Begin DATASET EXTRACT

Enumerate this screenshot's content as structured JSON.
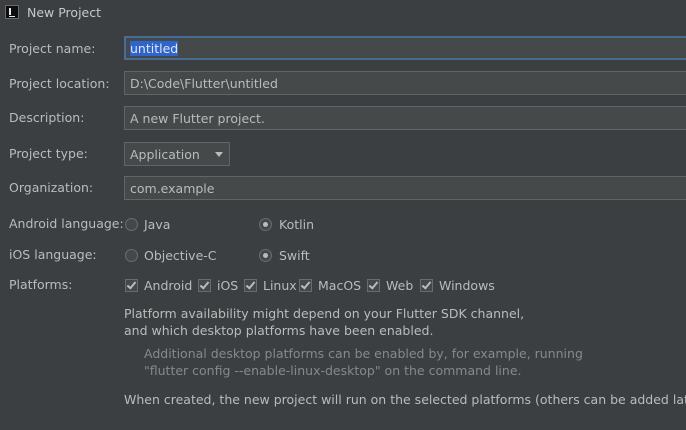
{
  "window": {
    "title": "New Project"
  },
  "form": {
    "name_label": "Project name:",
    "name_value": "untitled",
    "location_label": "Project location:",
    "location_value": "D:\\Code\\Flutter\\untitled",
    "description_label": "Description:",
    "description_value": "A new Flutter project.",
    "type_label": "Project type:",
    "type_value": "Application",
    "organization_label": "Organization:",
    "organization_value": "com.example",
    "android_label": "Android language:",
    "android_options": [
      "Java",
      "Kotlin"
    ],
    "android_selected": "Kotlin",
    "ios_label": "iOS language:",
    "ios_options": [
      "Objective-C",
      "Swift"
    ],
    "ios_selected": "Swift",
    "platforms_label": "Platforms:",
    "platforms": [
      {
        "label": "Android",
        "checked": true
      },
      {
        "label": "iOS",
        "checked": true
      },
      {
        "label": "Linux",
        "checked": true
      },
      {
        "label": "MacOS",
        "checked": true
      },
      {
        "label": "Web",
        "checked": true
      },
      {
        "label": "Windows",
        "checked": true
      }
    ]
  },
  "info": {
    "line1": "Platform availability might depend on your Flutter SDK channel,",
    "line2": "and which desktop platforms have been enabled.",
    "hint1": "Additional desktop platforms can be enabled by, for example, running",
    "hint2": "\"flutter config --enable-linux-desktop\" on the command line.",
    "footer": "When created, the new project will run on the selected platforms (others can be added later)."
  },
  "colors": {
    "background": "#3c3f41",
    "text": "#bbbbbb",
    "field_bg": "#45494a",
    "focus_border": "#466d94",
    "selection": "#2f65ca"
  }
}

End DATASET EXTRACT

Return the material word for word. Pictures are not part of the copy.

Enumerate this screenshot's content as structured JSON.
{
  "window": {
    "title": "New Project"
  },
  "form": {
    "name_label": "Project name:",
    "name_value": "untitled",
    "location_label": "Project location:",
    "location_value": "D:\\Code\\Flutter\\untitled",
    "description_label": "Description:",
    "description_value": "A new Flutter project.",
    "type_label": "Project type:",
    "type_value": "Application",
    "organization_label": "Organization:",
    "organization_value": "com.example",
    "android_label": "Android language:",
    "android_options": [
      "Java",
      "Kotlin"
    ],
    "android_selected": "Kotlin",
    "ios_label": "iOS language:",
    "ios_options": [
      "Objective-C",
      "Swift"
    ],
    "ios_selected": "Swift",
    "platforms_label": "Platforms:",
    "platforms": [
      {
        "label": "Android",
        "checked": true
      },
      {
        "label": "iOS",
        "checked": true
      },
      {
        "label": "Linux",
        "checked": true
      },
      {
        "label": "MacOS",
        "checked": true
      },
      {
        "label": "Web",
        "checked": true
      },
      {
        "label": "Windows",
        "checked": true
      }
    ]
  },
  "info": {
    "line1": "Platform availability might depend on your Flutter SDK channel,",
    "line2": "and which desktop platforms have been enabled.",
    "hint1": "Additional desktop platforms can be enabled by, for example, running",
    "hint2": "\"flutter config --enable-linux-desktop\" on the command line.",
    "footer": "When created, the new project will run on the selected platforms (others can be added later)."
  },
  "colors": {
    "background": "#3c3f41",
    "text": "#bbbbbb",
    "field_bg": "#45494a",
    "focus_border": "#466d94",
    "selection": "#2f65ca"
  }
}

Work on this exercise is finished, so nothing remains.